## Page text
The image of the early universe that we see in the CMB reveals a time shrouded in darkness. During this era, the 17 known particles first started to combine to form the universe’s first atoms. Electrons, protons, and neutrons came together to create neutral hydrogen atoms, a process that allowed photons—or light—to traverse the cosmos freely. That is the glow we see in the CMB. Soon after this, well, cosmically soonish, gravity played its part and brought these atoms together, forming the first stars and galaxies. This “let-there-be-light” event occurred about 100 million years after the Big Bang.

Over the next 13.7 billion years, the very fabric of the universe expanded rapidly. The fabric of the universe itself is stretching, meaning that galaxies are moving away from each other, not through space, but as part of the expansion of space. This expansion isn’t just happening in specific locations; it’s a universal phenomenon where everything is receding from everything. While only 13.7 billion years have passed since the first stars were forged, the particles for the farthest galaxies are more than 30 billion light-years away. They are farther away than time should allow because everything is stretching.

Let’s use the GN-z11 galaxy to illustrate. It’s 32 billion light years from us. The light we see from it was created about 400 million years after the Big Bang. Meanwhile, the GN-z11 galaxy kept traveling in space. If the Lambda constant for the expansion of the universe is correct, GN-z11 is now 32 billion light years away. And, that distance is only about halfway to the theorized current size of the known universe. The verified model of the universe predicts it extends out about 46.5 billion light-years in every direction which means its full size, its diameter, is 93 billion light-years currently, and expanding.

## Stated exercise
From the passage on the early universe, quote the words from "The image of" to "100 million years after the Big Bang." verbatim. The lines that come after the passage on the early universe are separate material.

## Information given
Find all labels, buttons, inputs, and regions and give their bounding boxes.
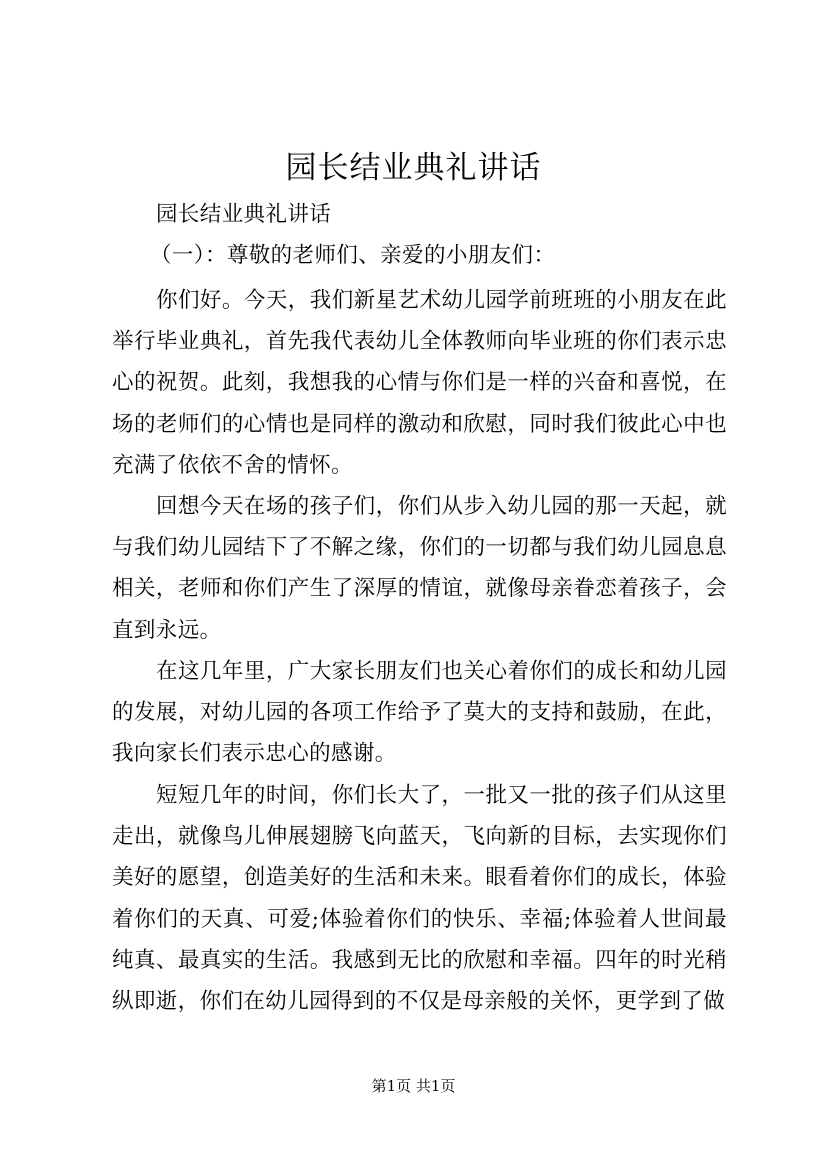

==

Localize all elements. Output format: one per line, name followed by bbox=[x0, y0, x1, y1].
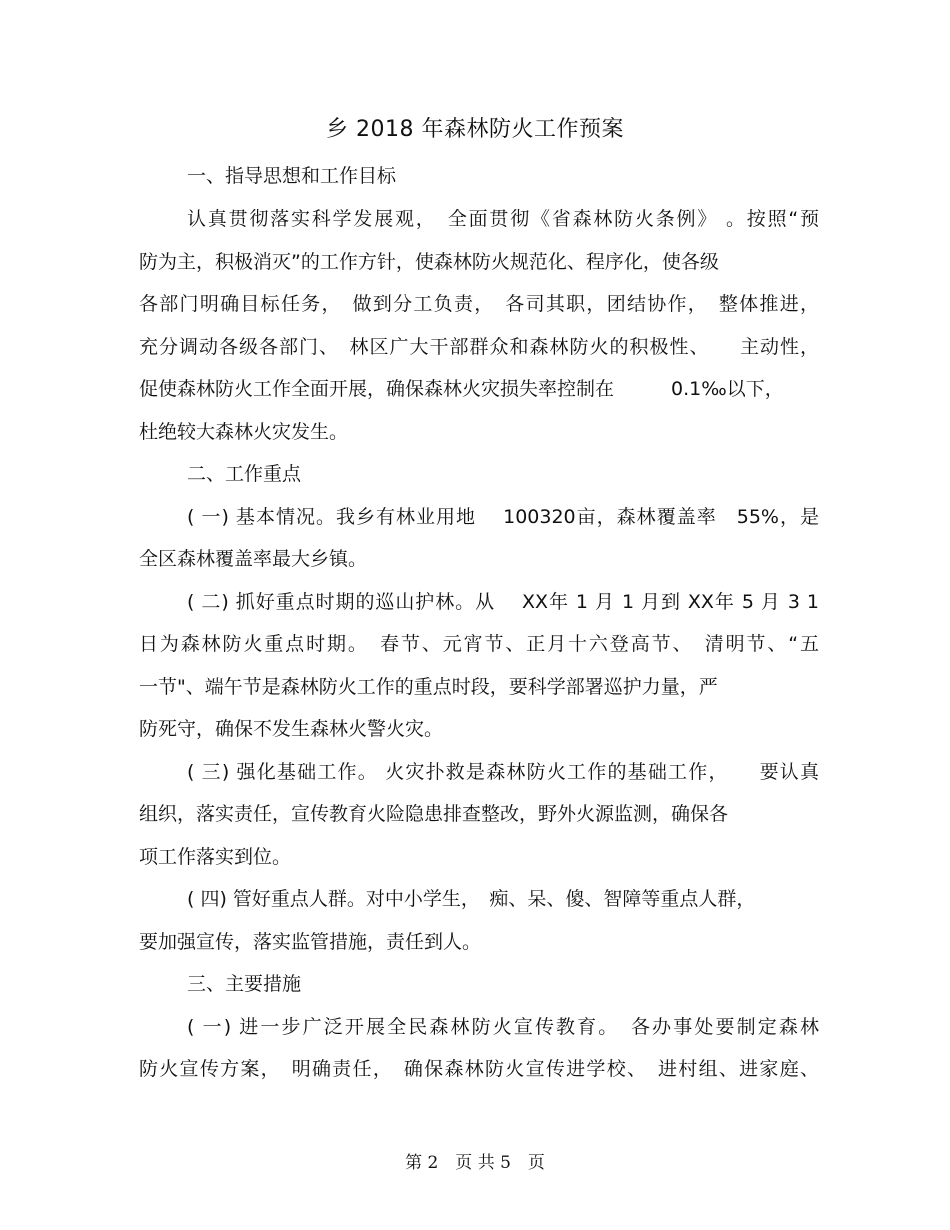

## Worked solution
The image of the early universe that we see in the CMB reveals a time shrouded in darkness. During this era, the 17 known particles first started to combine to form the universe’s first atoms. Electrons, protons, and neutrons came together to create neutral hydrogen atoms, a process that allowed photons—or light—to traverse the cosmos freely. That is the glow we see in the CMB. Soon after this, well, cosmically soonish, gravity played its part and brought these atoms together, forming the first stars and galaxies. This “let-there-be-light” event occurred about 100 million years after the Big Bang.